Work to do
Count how many lines below contain the word "name", then give that number alone.

>>>

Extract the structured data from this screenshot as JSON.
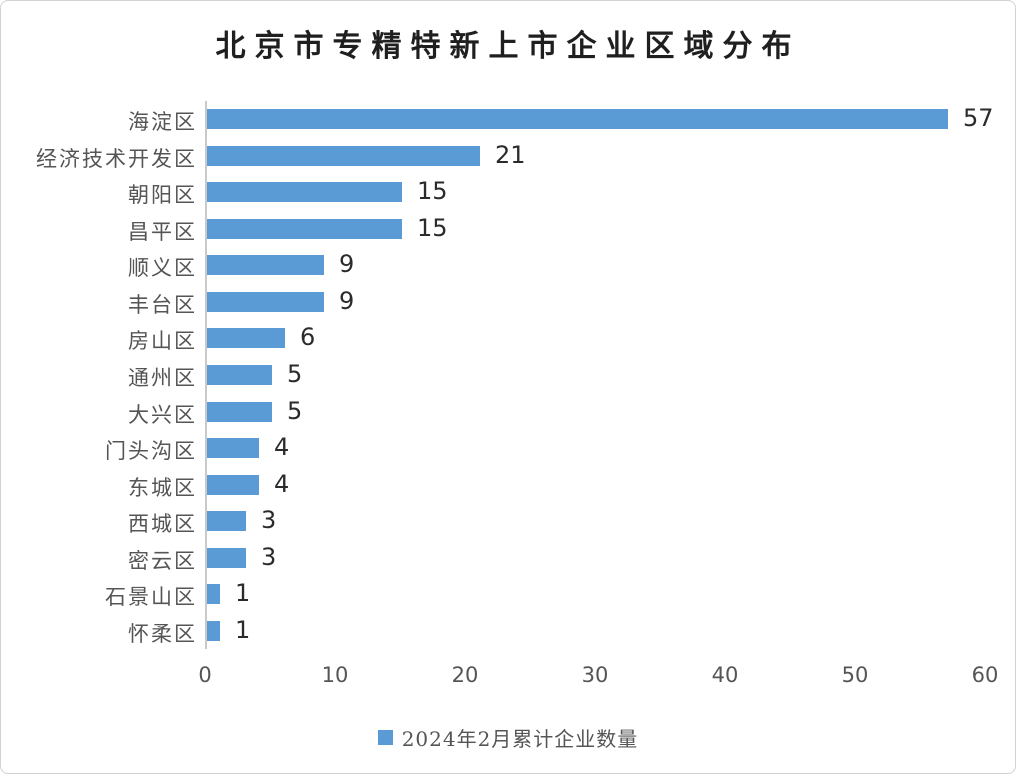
{
  "chart_data": {
    "type": "bar",
    "orientation": "horizontal",
    "title": "北京市专精特新上市企业区域分布",
    "series": [
      {
        "name": "2024年2月累计企业数量",
        "values": [
          57,
          21,
          15,
          15,
          9,
          9,
          6,
          5,
          5,
          4,
          4,
          3,
          3,
          1,
          1
        ]
      }
    ],
    "categories": [
      "海淀区",
      "经济技术开发区",
      "朝阳区",
      "昌平区",
      "顺义区",
      "丰台区",
      "房山区",
      "通州区",
      "大兴区",
      "门头沟区",
      "东城区",
      "西城区",
      "密云区",
      "石景山区",
      "怀柔区"
    ],
    "data_labels_shown": true,
    "xlabel": "",
    "ylabel": "",
    "xlim": [
      0,
      60
    ],
    "x_ticks": [
      0,
      10,
      20,
      30,
      40,
      50,
      60
    ],
    "gridlines": false,
    "legend_position": "bottom"
  },
  "legend": {
    "label": "2024年2月累计企业数量"
  },
  "colors": {
    "bar": "#5b9bd5",
    "title_text": "#1f1f1f",
    "data_label_text": "#2b2b2b",
    "axis_label_text": "#555555",
    "axis_line": "#c9c9c9",
    "background": "#ffffff",
    "border": "#d2d2d2"
  }
}
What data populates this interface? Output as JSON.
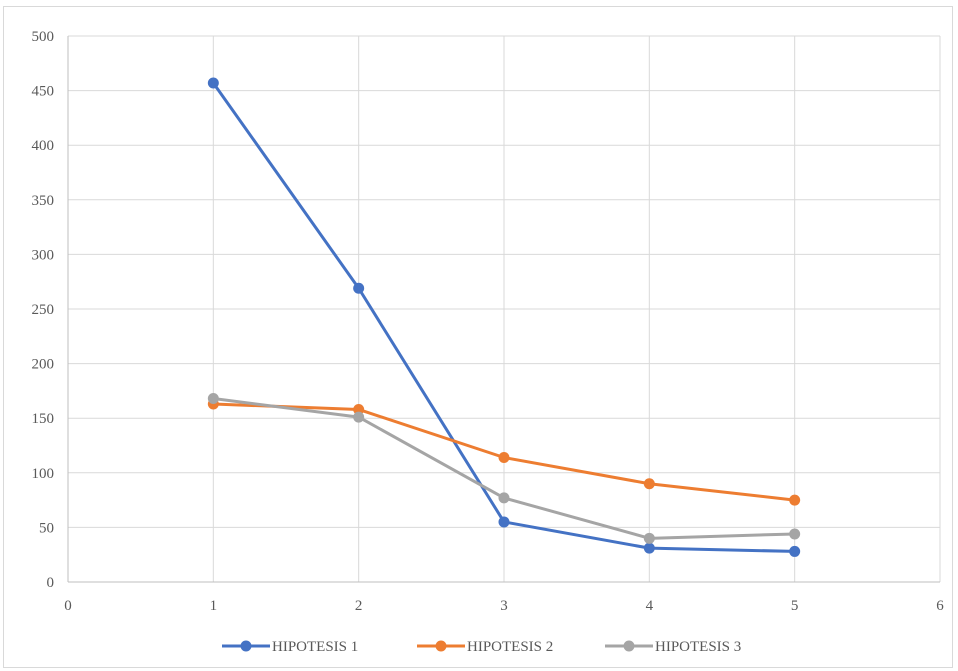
{
  "chart_data": {
    "type": "scatter",
    "mode": "lines+markers",
    "xlim": [
      0,
      6
    ],
    "ylim": [
      0,
      500
    ],
    "x_ticks": [
      0,
      1,
      2,
      3,
      4,
      5,
      6
    ],
    "y_ticks": [
      0,
      50,
      100,
      150,
      200,
      250,
      300,
      350,
      400,
      450,
      500
    ],
    "grid": true,
    "legend_position": "bottom",
    "series": [
      {
        "name": "HIPOTESIS 1",
        "color": "#4472c4",
        "x": [
          1,
          2,
          3,
          4,
          5
        ],
        "y": [
          457,
          269,
          55,
          31,
          28
        ]
      },
      {
        "name": "HIPOTESIS 2",
        "color": "#ed7d31",
        "x": [
          1,
          2,
          3,
          4,
          5
        ],
        "y": [
          163,
          158,
          114,
          90,
          75
        ]
      },
      {
        "name": "HIPOTESIS 3",
        "color": "#a5a5a5",
        "x": [
          1,
          2,
          3,
          4,
          5
        ],
        "y": [
          168,
          151,
          77,
          40,
          44
        ]
      }
    ]
  }
}
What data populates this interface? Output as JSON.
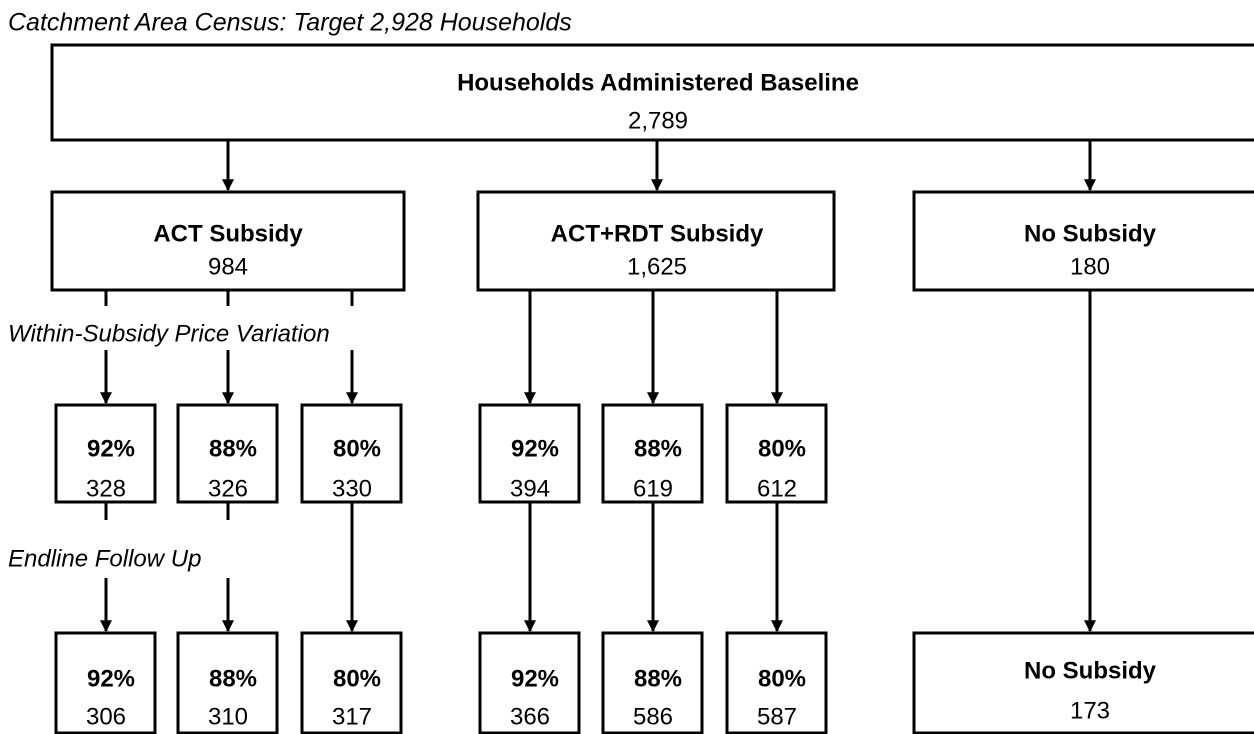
{
  "title": "Catchment Area Census: Target 2,928 Households",
  "root": {
    "label": "Households Administered Baseline",
    "count": "2,789"
  },
  "annotations": [
    "Within-Subsidy Price Variation",
    "Endline Follow Up"
  ],
  "arms": [
    {
      "label": "ACT Subsidy",
      "count": "984",
      "groups": [
        {
          "price": "92%",
          "baseline": "328",
          "endline_price": "92%",
          "endline": "306"
        },
        {
          "price": "88%",
          "baseline": "326",
          "endline_price": "88%",
          "endline": "310"
        },
        {
          "price": "80%",
          "baseline": "330",
          "endline_price": "80%",
          "endline": "317"
        }
      ]
    },
    {
      "label": "ACT+RDT Subsidy",
      "count": "1,625",
      "groups": [
        {
          "price": "92%",
          "baseline": "394",
          "endline_price": "92%",
          "endline": "366"
        },
        {
          "price": "88%",
          "baseline": "619",
          "endline_price": "88%",
          "endline": "586"
        },
        {
          "price": "80%",
          "baseline": "612",
          "endline_price": "80%",
          "endline": "587"
        }
      ]
    },
    {
      "label": "No Subsidy",
      "count": "180",
      "endline": {
        "label": "No Subsidy",
        "count": "173"
      }
    }
  ]
}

<<<

Finished task
4